Testo fornito:
Anche la sua preghiera mostra ciò: CHIEDE PERDONO PERCHE’
CONSAPEVOLE DELLA PROPRIA CONDIZIONE PECCAMINOSA.
HA IL PROPRIO ESSERE CONCENTRATO SU DIO CHE GIUSTIFICA,
non il proprio sguardo perché si vergogna dei propri errori e non ha il coraggio di
guardare in alto a Dio. Anche noi quando sappiamo di aver sbagliato non riusciamo a
guardare negli occhi chi abbiamo tradito, se la nostra consapevolezza è vera e non è
ipocrita. E il pubblicano si vergogna, segno che il suo esame di coscienza è vero.
Non guarda gli altri, non fa paragoni, infatti non considera il fariseo che invece lo
disprezza. E’ consapevole della trave presente nel suo occhio e vuole far in modo che
non ci sia più… anche se l’altro avesse solo una pagliuzza non si potrebbe giudicarlo,
sarebbe appunto ipocrita.

Domande sul materiale:
[a] Traduci in inglese la seguente frase del testo fornito: «E il pubblicano si vergogna, segno che il suo esame di coscienza è vero.»
[b] Rispondi alle domande seguenti basandoti sul testo fornito:
(i) Per quale motivo il pubblicano chiede perdono?
(ii) Su chi ha concentrato il proprio essere il pubblicano?
(iii) Chi disprezza il pubblicano?

Dati da analizzare:
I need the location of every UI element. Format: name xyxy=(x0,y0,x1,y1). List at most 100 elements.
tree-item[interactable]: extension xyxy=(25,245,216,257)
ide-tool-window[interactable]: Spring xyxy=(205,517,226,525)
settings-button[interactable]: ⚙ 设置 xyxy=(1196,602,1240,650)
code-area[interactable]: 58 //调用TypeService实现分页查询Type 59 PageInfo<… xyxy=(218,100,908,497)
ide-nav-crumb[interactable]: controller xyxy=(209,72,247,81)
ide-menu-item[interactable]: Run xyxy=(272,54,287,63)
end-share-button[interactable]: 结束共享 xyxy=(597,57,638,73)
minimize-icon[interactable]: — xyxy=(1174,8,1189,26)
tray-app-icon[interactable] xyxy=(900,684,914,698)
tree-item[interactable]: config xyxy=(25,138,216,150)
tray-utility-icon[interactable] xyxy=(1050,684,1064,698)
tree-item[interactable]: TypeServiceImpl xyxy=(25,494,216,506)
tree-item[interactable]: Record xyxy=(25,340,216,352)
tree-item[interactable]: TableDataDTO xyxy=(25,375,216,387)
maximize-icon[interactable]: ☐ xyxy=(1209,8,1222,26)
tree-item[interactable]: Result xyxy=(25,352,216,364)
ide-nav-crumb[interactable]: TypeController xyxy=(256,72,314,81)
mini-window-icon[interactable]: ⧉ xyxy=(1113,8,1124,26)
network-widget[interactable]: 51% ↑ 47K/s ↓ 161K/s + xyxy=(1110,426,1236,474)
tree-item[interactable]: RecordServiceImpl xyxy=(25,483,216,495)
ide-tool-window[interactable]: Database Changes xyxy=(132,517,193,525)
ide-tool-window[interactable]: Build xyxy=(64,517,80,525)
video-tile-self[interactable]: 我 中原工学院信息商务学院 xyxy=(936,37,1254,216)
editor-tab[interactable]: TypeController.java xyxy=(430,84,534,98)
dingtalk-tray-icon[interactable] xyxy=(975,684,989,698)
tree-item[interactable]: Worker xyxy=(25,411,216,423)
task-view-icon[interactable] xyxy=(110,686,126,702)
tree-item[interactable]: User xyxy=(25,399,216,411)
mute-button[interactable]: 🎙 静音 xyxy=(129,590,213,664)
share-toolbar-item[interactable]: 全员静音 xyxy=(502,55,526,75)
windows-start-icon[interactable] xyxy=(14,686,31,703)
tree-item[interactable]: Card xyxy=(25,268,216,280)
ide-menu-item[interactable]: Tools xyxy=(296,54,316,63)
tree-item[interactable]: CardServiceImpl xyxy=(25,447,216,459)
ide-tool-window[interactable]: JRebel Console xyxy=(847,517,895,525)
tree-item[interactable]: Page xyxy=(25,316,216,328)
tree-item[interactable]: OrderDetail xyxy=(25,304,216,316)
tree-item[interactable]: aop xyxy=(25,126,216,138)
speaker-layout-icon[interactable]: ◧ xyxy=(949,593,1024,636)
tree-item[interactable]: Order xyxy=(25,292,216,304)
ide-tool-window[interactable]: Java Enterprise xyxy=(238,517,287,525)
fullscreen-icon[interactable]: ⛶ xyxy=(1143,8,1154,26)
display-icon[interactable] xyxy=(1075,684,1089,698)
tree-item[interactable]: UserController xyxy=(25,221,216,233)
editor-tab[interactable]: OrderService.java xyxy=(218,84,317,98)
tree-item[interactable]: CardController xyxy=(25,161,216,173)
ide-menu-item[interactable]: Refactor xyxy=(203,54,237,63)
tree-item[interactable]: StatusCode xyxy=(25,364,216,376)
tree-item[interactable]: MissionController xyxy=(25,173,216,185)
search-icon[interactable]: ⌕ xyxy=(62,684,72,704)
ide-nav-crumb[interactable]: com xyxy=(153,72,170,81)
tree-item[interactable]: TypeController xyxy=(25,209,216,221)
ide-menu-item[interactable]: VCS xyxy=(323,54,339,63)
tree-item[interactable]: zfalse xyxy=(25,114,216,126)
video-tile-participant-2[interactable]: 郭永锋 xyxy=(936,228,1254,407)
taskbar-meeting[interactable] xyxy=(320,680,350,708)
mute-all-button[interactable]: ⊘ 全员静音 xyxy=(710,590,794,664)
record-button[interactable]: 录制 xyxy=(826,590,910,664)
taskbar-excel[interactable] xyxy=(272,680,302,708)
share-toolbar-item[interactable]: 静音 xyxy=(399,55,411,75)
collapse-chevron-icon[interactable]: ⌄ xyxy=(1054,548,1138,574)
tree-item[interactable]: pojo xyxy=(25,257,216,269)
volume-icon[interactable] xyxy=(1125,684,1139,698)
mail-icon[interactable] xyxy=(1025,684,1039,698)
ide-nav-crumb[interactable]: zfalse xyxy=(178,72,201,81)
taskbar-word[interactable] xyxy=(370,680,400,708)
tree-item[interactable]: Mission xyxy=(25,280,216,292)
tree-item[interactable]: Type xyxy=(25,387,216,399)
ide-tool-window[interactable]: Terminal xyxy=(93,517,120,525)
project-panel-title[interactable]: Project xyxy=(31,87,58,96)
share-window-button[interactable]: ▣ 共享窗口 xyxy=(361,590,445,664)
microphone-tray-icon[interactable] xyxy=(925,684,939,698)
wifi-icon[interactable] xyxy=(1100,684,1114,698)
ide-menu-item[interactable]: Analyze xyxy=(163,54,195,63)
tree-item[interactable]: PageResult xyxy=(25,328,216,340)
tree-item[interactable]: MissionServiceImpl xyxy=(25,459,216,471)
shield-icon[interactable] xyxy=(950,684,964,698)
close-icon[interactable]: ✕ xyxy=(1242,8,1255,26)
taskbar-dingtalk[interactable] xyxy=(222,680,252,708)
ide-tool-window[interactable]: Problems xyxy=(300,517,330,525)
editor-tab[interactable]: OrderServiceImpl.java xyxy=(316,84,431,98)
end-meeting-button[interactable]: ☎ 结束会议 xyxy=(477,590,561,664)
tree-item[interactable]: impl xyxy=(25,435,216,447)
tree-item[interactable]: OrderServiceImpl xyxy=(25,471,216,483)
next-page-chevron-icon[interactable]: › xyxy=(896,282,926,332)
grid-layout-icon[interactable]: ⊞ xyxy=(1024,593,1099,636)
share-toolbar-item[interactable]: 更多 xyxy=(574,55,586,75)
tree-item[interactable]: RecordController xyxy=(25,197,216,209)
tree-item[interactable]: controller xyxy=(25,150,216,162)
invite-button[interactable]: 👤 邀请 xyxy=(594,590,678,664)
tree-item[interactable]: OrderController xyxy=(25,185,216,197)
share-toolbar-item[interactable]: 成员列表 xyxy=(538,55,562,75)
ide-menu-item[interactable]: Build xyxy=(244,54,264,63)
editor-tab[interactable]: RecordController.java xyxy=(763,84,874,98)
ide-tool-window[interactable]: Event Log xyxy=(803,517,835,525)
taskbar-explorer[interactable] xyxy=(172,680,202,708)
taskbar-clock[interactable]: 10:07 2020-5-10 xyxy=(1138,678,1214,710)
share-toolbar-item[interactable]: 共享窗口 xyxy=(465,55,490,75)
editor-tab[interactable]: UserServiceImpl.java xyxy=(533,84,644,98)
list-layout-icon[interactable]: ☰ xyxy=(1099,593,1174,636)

Risposte ai compiti:
[a] And the publican is ashamed, a sign that his examination of conscience is genuine.

[b]
(i) Chiede perdono perché è consapevole della propria condizione peccaminosa.
(ii) Lo ha concentrato su Dio che giustifica.
(iii) Lo disprezza il fariseo.